▶ **DATA SHOWN**:

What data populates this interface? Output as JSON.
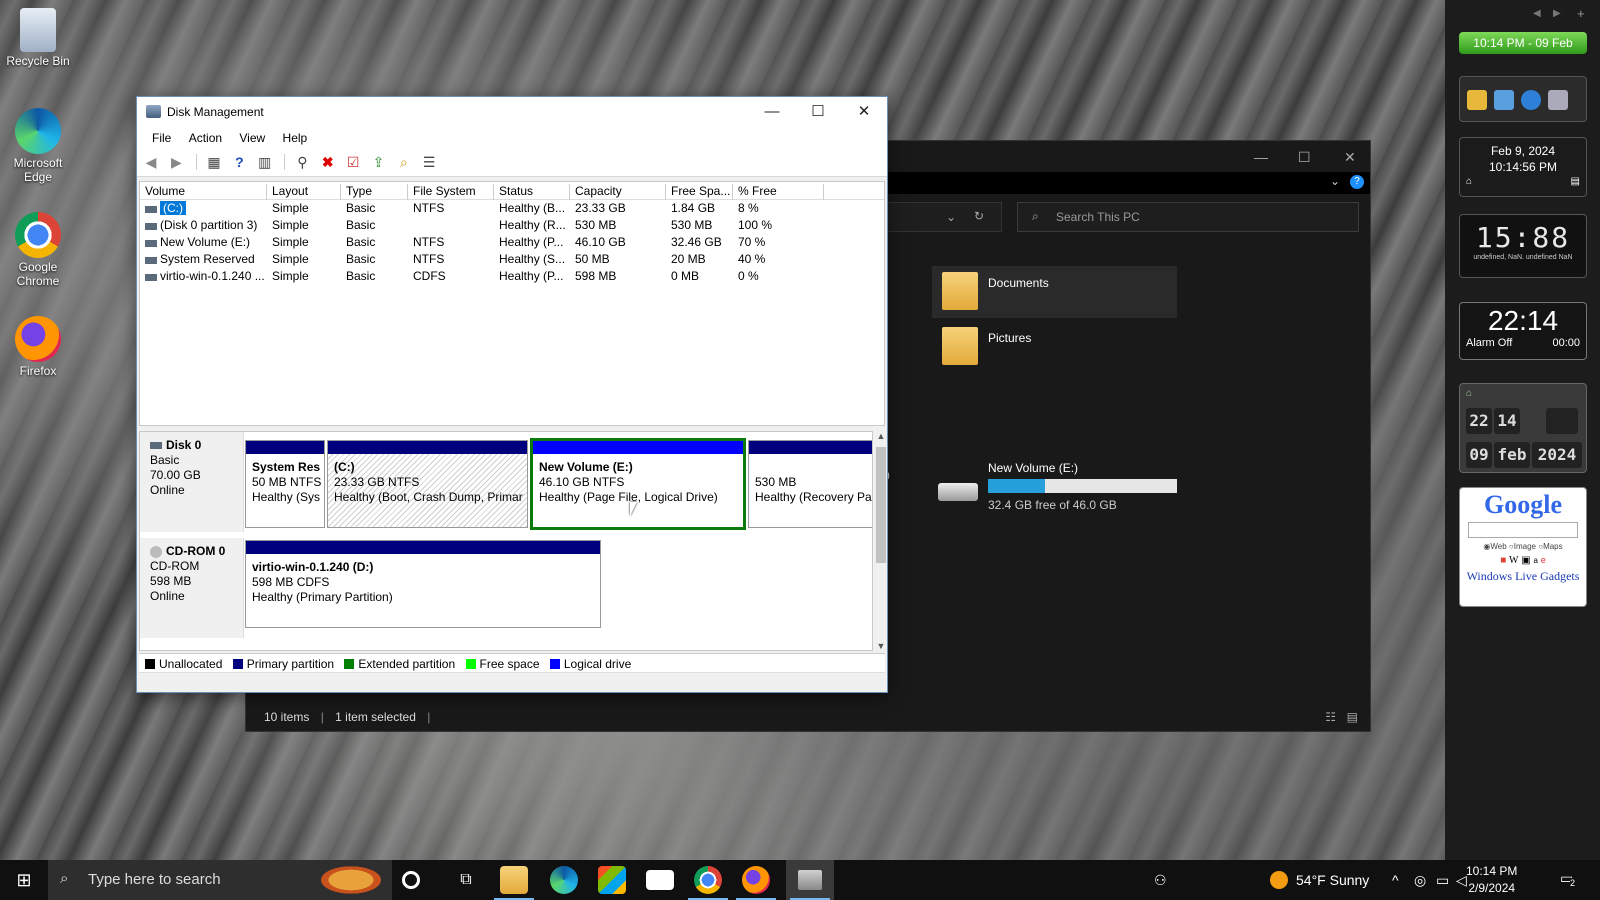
{
  "desktop": {
    "icons": [
      {
        "label": "Recycle Bin"
      },
      {
        "label": "Microsoft Edge"
      },
      {
        "label": "Google Chrome"
      },
      {
        "label": "Firefox"
      }
    ]
  },
  "explorer": {
    "search_placeholder": "Search This PC",
    "folders": [
      {
        "label": "Documents"
      },
      {
        "label": "Pictures"
      }
    ],
    "drive": {
      "label": "New Volume (E:)",
      "free_text": "32.4 GB free of 46.0 GB",
      "used_fraction": 0.3
    },
    "status_items": "10 items",
    "status_selected": "1 item selected",
    "partial_text": "0"
  },
  "disk_mgmt": {
    "title": "Disk Management",
    "menu": [
      "File",
      "Action",
      "View",
      "Help"
    ],
    "columns": [
      "Volume",
      "Layout",
      "Type",
      "File System",
      "Status",
      "Capacity",
      "Free Spa...",
      "% Free"
    ],
    "rows": [
      {
        "volume": "(C:)",
        "layout": "Simple",
        "type": "Basic",
        "fs": "NTFS",
        "status": "Healthy (B...",
        "capacity": "23.33 GB",
        "free": "1.84 GB",
        "pct": "8 %",
        "selected": true
      },
      {
        "volume": "(Disk 0 partition 3)",
        "layout": "Simple",
        "type": "Basic",
        "fs": "",
        "status": "Healthy (R...",
        "capacity": "530 MB",
        "free": "530 MB",
        "pct": "100 %"
      },
      {
        "volume": "New Volume (E:)",
        "layout": "Simple",
        "type": "Basic",
        "fs": "NTFS",
        "status": "Healthy (P...",
        "capacity": "46.10 GB",
        "free": "32.46 GB",
        "pct": "70 %"
      },
      {
        "volume": "System Reserved",
        "layout": "Simple",
        "type": "Basic",
        "fs": "NTFS",
        "status": "Healthy (S...",
        "capacity": "50 MB",
        "free": "20 MB",
        "pct": "40 %"
      },
      {
        "volume": "virtio-win-0.1.240 ...",
        "layout": "Simple",
        "type": "Basic",
        "fs": "CDFS",
        "status": "Healthy (P...",
        "capacity": "598 MB",
        "free": "0 MB",
        "pct": "0 %"
      }
    ],
    "disk0": {
      "name": "Disk 0",
      "type": "Basic",
      "size": "70.00 GB",
      "state": "Online",
      "partitions": [
        {
          "title": "System Res",
          "size": "50 MB NTFS",
          "status": "Healthy (Sys"
        },
        {
          "title": "(C:)",
          "size": "23.33 GB NTFS",
          "status": "Healthy (Boot, Crash Dump, Primar"
        },
        {
          "title": "New Volume  (E:)",
          "size": "46.10 GB NTFS",
          "status": "Healthy (Page File, Logical Drive)"
        },
        {
          "title": "",
          "size": "530 MB",
          "status": "Healthy (Recovery Pa"
        }
      ]
    },
    "cdrom0": {
      "name": "CD-ROM 0",
      "type": "CD-ROM",
      "size": "598 MB",
      "state": "Online",
      "partition": {
        "title": "virtio-win-0.1.240  (D:)",
        "size": "598 MB CDFS",
        "status": "Healthy (Primary Partition)"
      }
    },
    "legend": [
      {
        "label": "Unallocated",
        "color": "#000000"
      },
      {
        "label": "Primary partition",
        "color": "#00007f"
      },
      {
        "label": "Extended partition",
        "color": "#008000"
      },
      {
        "label": "Free space",
        "color": "#00ff00"
      },
      {
        "label": "Logical drive",
        "color": "#0000ff"
      }
    ]
  },
  "gadgets": {
    "green_clock": "10:14 PM - 09 Feb",
    "date_line1": "Feb 9, 2024",
    "date_line2": "10:14:56 PM",
    "digital_big": "15:88",
    "digital_small": "undefined, NaN. undefined NaN",
    "alarm_time": "22:14",
    "alarm_status": "Alarm Off",
    "alarm_timer": "00:00",
    "flip_hour": "22",
    "flip_min": "14",
    "flip_day": "09",
    "flip_month": "feb",
    "flip_year": "2024",
    "google_logo": "Google",
    "google_opts": [
      "Web",
      "Image",
      "Maps"
    ],
    "google_footer": "Windows Live Gadgets"
  },
  "taskbar": {
    "search_placeholder": "Type here to search",
    "weather": "54°F  Sunny",
    "time": "10:14 PM",
    "date": "2/9/2024",
    "notif_count": "2"
  }
}
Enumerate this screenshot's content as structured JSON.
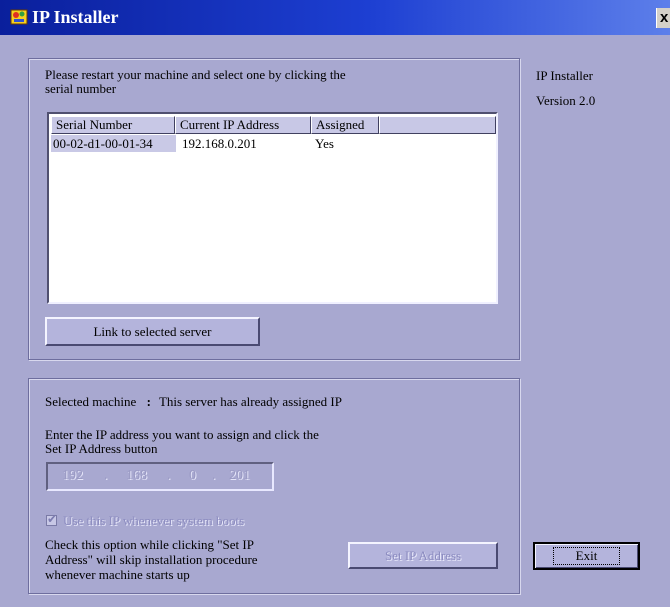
{
  "window": {
    "title": "IP Installer",
    "close_label": "x",
    "icon": "app-icon"
  },
  "side": {
    "app_name": "IP Installer",
    "version": "Version 2.0"
  },
  "server_panel": {
    "instruction": "Please restart your machine and select one by clicking the serial number",
    "instruction_line1": "Please restart your machine and select one by clicking the",
    "instruction_line2": "serial number",
    "columns": [
      "Serial Number",
      "Current IP Address",
      "Assigned"
    ],
    "rows": [
      {
        "serial": "00-02-d1-00-01-34",
        "ip": "192.168.0.201",
        "assigned": "Yes"
      }
    ],
    "link_button": "Link to selected server"
  },
  "assign_panel": {
    "selected_label": "Selected machine",
    "selected_sep": ":",
    "selected_status": "This server has already assigned IP",
    "enter_line1": "Enter the IP address you want to assign and click the",
    "enter_line2": "Set IP Address button",
    "ip_octets": [
      "192",
      "168",
      "0",
      "201"
    ],
    "use_ip_checked": true,
    "use_ip_label": "Use this IP whenever system boots",
    "note_line1": "Check this option while clicking \"Set IP",
    "note_line2": "Address\" will skip installation procedure",
    "note_line3": "whenever machine starts up",
    "set_ip_button": "Set IP Address"
  },
  "exit_button": "Exit",
  "colors": {
    "title_bar": "#0a1f9c",
    "window_bg": "#a8a8d0",
    "disabled_text": "#8c8cc0"
  }
}
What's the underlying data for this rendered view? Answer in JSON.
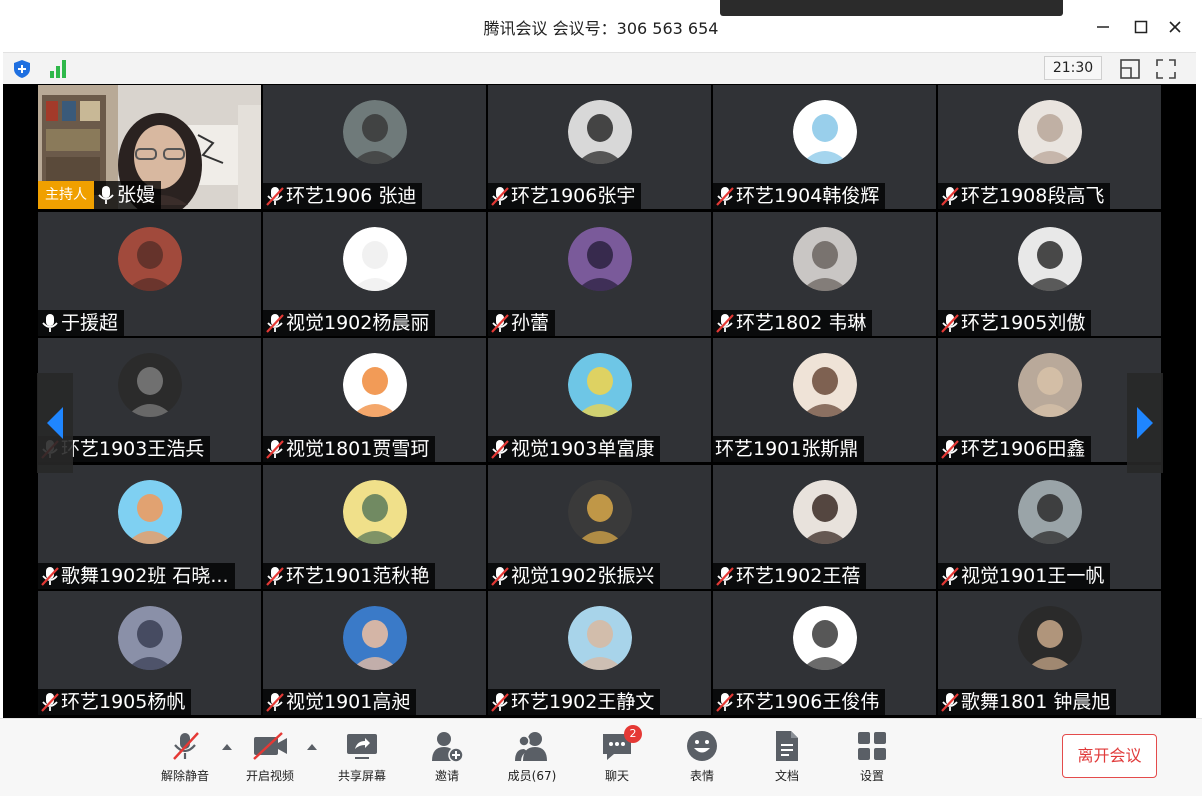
{
  "window": {
    "title": "腾讯会议 会议号：306 563 654",
    "minimize": "—",
    "maximize": "☐",
    "close": "✕"
  },
  "infobar": {
    "time": "21:30"
  },
  "host": {
    "badge": "主持人",
    "name": "张嫚"
  },
  "participants": [
    {
      "name": "环艺1906 张迪",
      "muted": true,
      "avatar": [
        "#6f7a7a",
        "#3a3a3a"
      ]
    },
    {
      "name": "环艺1906张宇",
      "muted": true,
      "avatar": [
        "#d8d8d8",
        "#2a2a2a"
      ]
    },
    {
      "name": "环艺1904韩俊辉",
      "muted": true,
      "avatar": [
        "#ffffff",
        "#87c7e8"
      ]
    },
    {
      "name": "环艺1908段高飞",
      "muted": true,
      "avatar": [
        "#e9e4df",
        "#b9a79a"
      ]
    },
    {
      "name": "于援超",
      "muted": false,
      "avatar": [
        "#a14a3c",
        "#5a2f28"
      ]
    },
    {
      "name": "视觉1902杨晨丽",
      "muted": true,
      "avatar": [
        "#ffffff",
        "#eeeeee"
      ]
    },
    {
      "name": "孙蕾",
      "muted": true,
      "avatar": [
        "#7a5a9a",
        "#2c2240"
      ]
    },
    {
      "name": "环艺1802 韦琳",
      "muted": true,
      "avatar": [
        "#c9c6c4",
        "#6b6460"
      ]
    },
    {
      "name": "环艺1905刘傲",
      "muted": true,
      "avatar": [
        "#e8e8e8",
        "#2b2b2b"
      ]
    },
    {
      "name": "环艺1903王浩兵",
      "muted": true,
      "avatar": [
        "#2b2b2b",
        "#7d7d7d"
      ]
    },
    {
      "name": "视觉1801贾雪珂",
      "muted": true,
      "avatar": [
        "#ffffff",
        "#f08a3a"
      ]
    },
    {
      "name": "视觉1903单富康",
      "muted": true,
      "avatar": [
        "#6ec6e6",
        "#f2d44a"
      ]
    },
    {
      "name": "环艺1901张斯鼎",
      "muted": false,
      "avatar": [
        "#efe3d7",
        "#6a4a3a"
      ]
    },
    {
      "name": "环艺1906田鑫",
      "muted": true,
      "avatar": [
        "#b9a99a",
        "#d7c2a8"
      ]
    },
    {
      "name": "歌舞1902班  石晓...",
      "muted": true,
      "avatar": [
        "#7fd0f2",
        "#f29a5a"
      ]
    },
    {
      "name": "环艺1901范秋艳",
      "muted": true,
      "avatar": [
        "#f0e08a",
        "#5a7a5a"
      ]
    },
    {
      "name": "视觉1902张振兴",
      "muted": true,
      "avatar": [
        "#3a3a3a",
        "#d8a84a"
      ]
    },
    {
      "name": "环艺1902王蓓",
      "muted": true,
      "avatar": [
        "#e8e2dc",
        "#3a2a24"
      ]
    },
    {
      "name": "视觉1901王一帆",
      "muted": true,
      "avatar": [
        "#9aa4a8",
        "#2e2e2e"
      ]
    },
    {
      "name": "环艺1905杨帆",
      "muted": true,
      "avatar": [
        "#8a90a8",
        "#3a3f55"
      ]
    },
    {
      "name": "视觉1901高昶",
      "muted": true,
      "avatar": [
        "#3a7ac8",
        "#f0c0a0"
      ]
    },
    {
      "name": "环艺1902王静文",
      "muted": true,
      "avatar": [
        "#a8d4ea",
        "#d9b8a0"
      ]
    },
    {
      "name": "环艺1906王俊伟",
      "muted": true,
      "avatar": [
        "#ffffff",
        "#3a3a3a"
      ]
    },
    {
      "name": "歌舞1801 钟晨旭",
      "muted": true,
      "avatar": [
        "#2a2a2a",
        "#c8a88a"
      ]
    }
  ],
  "toolbar": {
    "unmute": "解除静音",
    "video": "开启视频",
    "share": "共享屏幕",
    "invite": "邀请",
    "members": "成员(67)",
    "chat": "聊天",
    "chat_badge": "2",
    "emoji": "表情",
    "docs": "文档",
    "settings": "设置",
    "leave": "离开会议"
  },
  "colors": {
    "accent": "#1f86ff",
    "leave": "#e03a3a",
    "host_badge": "#f0a000",
    "badge": "#e53935"
  }
}
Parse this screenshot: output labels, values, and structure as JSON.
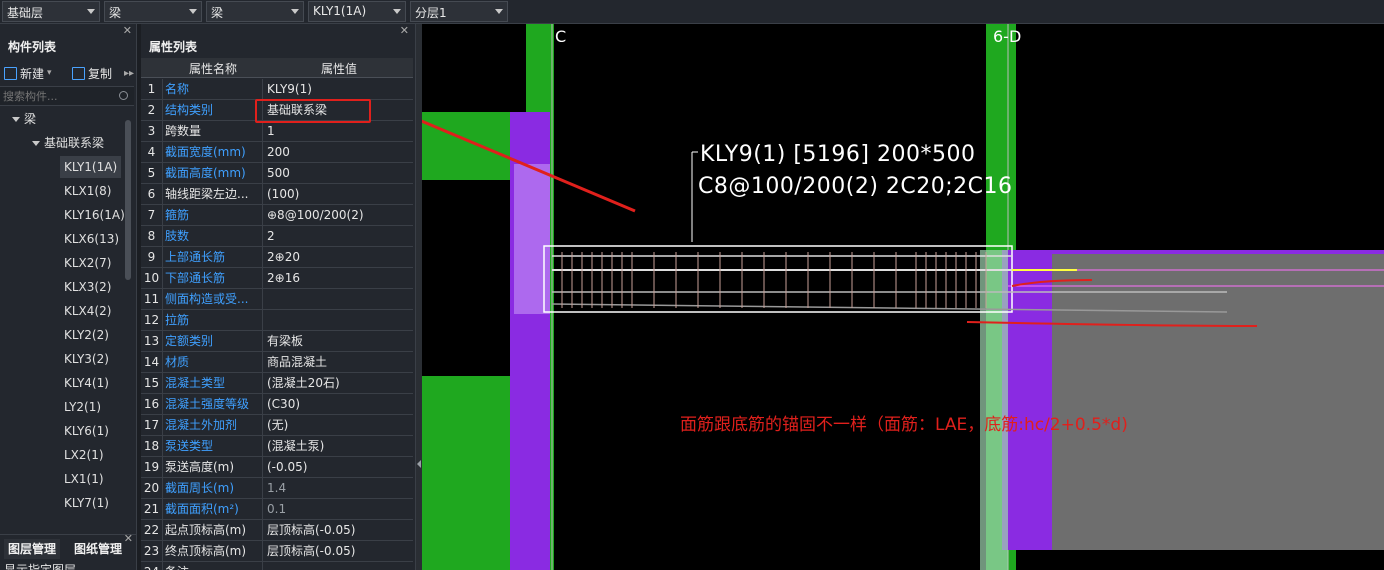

▶ **EXERCISE AIM**: Pick each line holding the word "File" out of the listing.

▶ **THE SOLUTION**:
      "File",
      "File System",
          "status": "Healthy (Page File, Logical Drive)"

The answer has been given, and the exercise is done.